■ Stated exercise: Print the data exactly, leaving nothing out.

■ Information given:
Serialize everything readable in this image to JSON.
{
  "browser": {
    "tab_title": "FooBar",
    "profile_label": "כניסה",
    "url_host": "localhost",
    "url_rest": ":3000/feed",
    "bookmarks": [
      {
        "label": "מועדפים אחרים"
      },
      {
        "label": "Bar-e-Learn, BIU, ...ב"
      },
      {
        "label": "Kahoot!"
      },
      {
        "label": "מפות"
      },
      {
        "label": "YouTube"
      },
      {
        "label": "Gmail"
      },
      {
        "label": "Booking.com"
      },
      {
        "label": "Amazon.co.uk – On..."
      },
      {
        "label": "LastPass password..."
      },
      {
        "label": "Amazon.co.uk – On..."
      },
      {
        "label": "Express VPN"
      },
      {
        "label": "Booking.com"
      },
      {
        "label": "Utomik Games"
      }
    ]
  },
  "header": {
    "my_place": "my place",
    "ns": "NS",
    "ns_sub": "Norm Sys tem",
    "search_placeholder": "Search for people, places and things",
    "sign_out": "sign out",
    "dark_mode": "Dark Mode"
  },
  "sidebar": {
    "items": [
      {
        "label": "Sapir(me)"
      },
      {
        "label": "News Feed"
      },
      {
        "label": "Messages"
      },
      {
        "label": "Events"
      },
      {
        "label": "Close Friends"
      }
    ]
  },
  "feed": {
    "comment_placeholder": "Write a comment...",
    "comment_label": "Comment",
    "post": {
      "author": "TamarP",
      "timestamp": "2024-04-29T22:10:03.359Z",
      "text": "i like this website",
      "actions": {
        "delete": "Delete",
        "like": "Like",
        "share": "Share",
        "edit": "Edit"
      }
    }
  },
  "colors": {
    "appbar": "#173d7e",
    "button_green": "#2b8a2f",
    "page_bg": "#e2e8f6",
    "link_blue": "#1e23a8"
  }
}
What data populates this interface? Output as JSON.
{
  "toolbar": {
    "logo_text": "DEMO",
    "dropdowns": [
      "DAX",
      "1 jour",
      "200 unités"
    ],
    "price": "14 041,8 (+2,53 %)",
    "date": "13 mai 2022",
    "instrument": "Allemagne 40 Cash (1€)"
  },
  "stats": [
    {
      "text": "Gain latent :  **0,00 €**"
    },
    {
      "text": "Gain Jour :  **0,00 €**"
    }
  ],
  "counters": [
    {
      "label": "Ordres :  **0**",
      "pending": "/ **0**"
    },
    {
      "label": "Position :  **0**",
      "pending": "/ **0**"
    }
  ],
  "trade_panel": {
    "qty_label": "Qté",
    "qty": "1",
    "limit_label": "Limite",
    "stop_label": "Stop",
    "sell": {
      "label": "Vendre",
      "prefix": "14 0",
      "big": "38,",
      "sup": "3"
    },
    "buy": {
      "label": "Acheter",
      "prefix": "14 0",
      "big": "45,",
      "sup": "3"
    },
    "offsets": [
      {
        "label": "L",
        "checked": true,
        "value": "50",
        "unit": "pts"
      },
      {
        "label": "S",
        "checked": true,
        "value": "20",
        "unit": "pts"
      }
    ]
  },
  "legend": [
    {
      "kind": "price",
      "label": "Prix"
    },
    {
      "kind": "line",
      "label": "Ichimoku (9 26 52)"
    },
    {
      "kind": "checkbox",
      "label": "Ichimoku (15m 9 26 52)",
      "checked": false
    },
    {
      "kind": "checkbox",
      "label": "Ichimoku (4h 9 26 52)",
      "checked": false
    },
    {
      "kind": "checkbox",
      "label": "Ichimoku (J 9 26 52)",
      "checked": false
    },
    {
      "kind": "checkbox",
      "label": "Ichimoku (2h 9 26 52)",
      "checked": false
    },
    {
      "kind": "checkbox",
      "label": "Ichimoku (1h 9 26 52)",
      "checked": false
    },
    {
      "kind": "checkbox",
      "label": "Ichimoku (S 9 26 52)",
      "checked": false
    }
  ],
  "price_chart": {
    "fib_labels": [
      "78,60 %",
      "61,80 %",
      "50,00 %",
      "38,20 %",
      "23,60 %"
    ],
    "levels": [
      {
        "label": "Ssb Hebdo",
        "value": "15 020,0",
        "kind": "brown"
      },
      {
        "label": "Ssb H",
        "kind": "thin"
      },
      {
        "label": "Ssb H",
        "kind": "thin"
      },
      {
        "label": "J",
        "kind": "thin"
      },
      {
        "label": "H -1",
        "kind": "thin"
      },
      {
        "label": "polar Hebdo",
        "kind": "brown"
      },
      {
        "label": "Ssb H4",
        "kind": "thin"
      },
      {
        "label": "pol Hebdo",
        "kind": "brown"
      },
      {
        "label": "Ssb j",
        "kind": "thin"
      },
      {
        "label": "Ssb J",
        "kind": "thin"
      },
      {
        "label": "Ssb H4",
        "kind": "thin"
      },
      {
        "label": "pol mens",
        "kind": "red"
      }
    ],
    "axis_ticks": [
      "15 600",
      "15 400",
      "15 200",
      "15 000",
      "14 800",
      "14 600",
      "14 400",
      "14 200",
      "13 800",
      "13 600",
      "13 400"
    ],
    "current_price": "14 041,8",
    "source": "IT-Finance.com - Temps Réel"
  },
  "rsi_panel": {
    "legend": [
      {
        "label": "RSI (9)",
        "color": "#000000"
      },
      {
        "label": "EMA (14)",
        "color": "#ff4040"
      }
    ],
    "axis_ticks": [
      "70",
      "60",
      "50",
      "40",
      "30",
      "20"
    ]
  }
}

■ Result of the exercise:
Serialize everything readable in this image to JSON.
{
  "browser": {
    "tab_title": "FooBar",
    "profile_label": "כניסה",
    "url_host": "localhost",
    "url_rest": ":3000/feed",
    "bookmarks": [
      {
        "label": "מועדפים אחרים"
      },
      {
        "label": "Bar-e-Learn, BIU, ...ב"
      },
      {
        "label": "Kahoot!"
      },
      {
        "label": "מפות"
      },
      {
        "label": "YouTube"
      },
      {
        "label": "Gmail"
      },
      {
        "label": "Booking.com"
      },
      {
        "label": "Amazon.co.uk – On..."
      },
      {
        "label": "LastPass password..."
      },
      {
        "label": "Amazon.co.uk – On..."
      },
      {
        "label": "Express VPN"
      },
      {
        "label": "Booking.com"
      },
      {
        "label": "Utomik Games"
      }
    ]
  },
  "header": {
    "my_place": "my place",
    "ns": "NS",
    "ns_sub": "Norm Sys tem",
    "search_placeholder": "Search for people, places and things",
    "sign_out": "sign out",
    "dark_mode": "Dark Mode"
  },
  "sidebar": {
    "items": [
      {
        "label": "Sapir(me)"
      },
      {
        "label": "News Feed"
      },
      {
        "label": "Messages"
      },
      {
        "label": "Events"
      },
      {
        "label": "Close Friends"
      }
    ]
  },
  "feed": {
    "comment_placeholder": "Write a comment...",
    "comment_label": "Comment",
    "post": {
      "author": "TamarP",
      "timestamp": "2024-04-29T22:10:03.359Z",
      "text": "i like this website",
      "actions": {
        "delete": "Delete",
        "like": "Like",
        "share": "Share",
        "edit": "Edit"
      }
    }
  },
  "colors": {
    "appbar": "#173d7e",
    "button_green": "#2b8a2f",
    "page_bg": "#e2e8f6",
    "link_blue": "#1e23a8"
  }
}
What data populates this interface? Output as JSON.
{
  "toolbar": {
    "logo_text": "DEMO",
    "dropdowns": [
      "DAX",
      "1 jour",
      "200 unités"
    ],
    "price": "14 041,8 (+2,53 %)",
    "date": "13 mai 2022",
    "instrument": "Allemagne 40 Cash (1€)"
  },
  "stats": [
    {
      "text": "Gain latent :  **0,00 €**"
    },
    {
      "text": "Gain Jour :  **0,00 €**"
    }
  ],
  "counters": [
    {
      "label": "Ordres :  **0**",
      "pending": "/ **0**"
    },
    {
      "label": "Position :  **0**",
      "pending": "/ **0**"
    }
  ],
  "trade_panel": {
    "qty_label": "Qté",
    "qty": "1",
    "limit_label": "Limite",
    "stop_label": "Stop",
    "sell": {
      "label": "Vendre",
      "prefix": "14 0",
      "big": "38,",
      "sup": "3"
    },
    "buy": {
      "label": "Acheter",
      "prefix": "14 0",
      "big": "45,",
      "sup": "3"
    },
    "offsets": [
      {
        "label": "L",
        "checked": true,
        "value": "50",
        "unit": "pts"
      },
      {
        "label": "S",
        "checked": true,
        "value": "20",
        "unit": "pts"
      }
    ]
  },
  "legend": [
    {
      "kind": "price",
      "label": "Prix"
    },
    {
      "kind": "line",
      "label": "Ichimoku (9 26 52)"
    },
    {
      "kind": "checkbox",
      "label": "Ichimoku (15m 9 26 52)",
      "checked": false
    },
    {
      "kind": "checkbox",
      "label": "Ichimoku (4h 9 26 52)",
      "checked": false
    },
    {
      "kind": "checkbox",
      "label": "Ichimoku (J 9 26 52)",
      "checked": false
    },
    {
      "kind": "checkbox",
      "label": "Ichimoku (2h 9 26 52)",
      "checked": false
    },
    {
      "kind": "checkbox",
      "label": "Ichimoku (1h 9 26 52)",
      "checked": false
    },
    {
      "kind": "checkbox",
      "label": "Ichimoku (S 9 26 52)",
      "checked": false
    }
  ],
  "price_chart": {
    "fib_labels": [
      "78,60 %",
      "61,80 %",
      "50,00 %",
      "38,20 %",
      "23,60 %"
    ],
    "levels": [
      {
        "label": "Ssb Hebdo",
        "value": "15 020,0",
        "kind": "brown"
      },
      {
        "label": "Ssb H",
        "kind": "thin"
      },
      {
        "label": "Ssb H",
        "kind": "thin"
      },
      {
        "label": "J",
        "kind": "thin"
      },
      {
        "label": "H -1",
        "kind": "thin"
      },
      {
        "label": "polar Hebdo",
        "kind": "brown"
      },
      {
        "label": "Ssb H4",
        "kind": "thin"
      },
      {
        "label": "pol Hebdo",
        "kind": "brown"
      },
      {
        "label": "Ssb j",
        "kind": "thin"
      },
      {
        "label": "Ssb J",
        "kind": "thin"
      },
      {
        "label": "Ssb H4",
        "kind": "thin"
      },
      {
        "label": "pol mens",
        "kind": "red"
      }
    ],
    "axis_ticks": [
      "15 600",
      "15 400",
      "15 200",
      "15 000",
      "14 800",
      "14 600",
      "14 400",
      "14 200",
      "13 800",
      "13 600",
      "13 400"
    ],
    "current_price": "14 041,8",
    "source": "IT-Finance.com - Temps Réel"
  },
  "rsi_panel": {
    "legend": [
      {
        "label": "RSI (9)",
        "color": "#000000"
      },
      {
        "label": "EMA (14)",
        "color": "#ff4040"
      }
    ],
    "axis_ticks": [
      "70",
      "60",
      "50",
      "40",
      "30",
      "20"
    ]
  }
}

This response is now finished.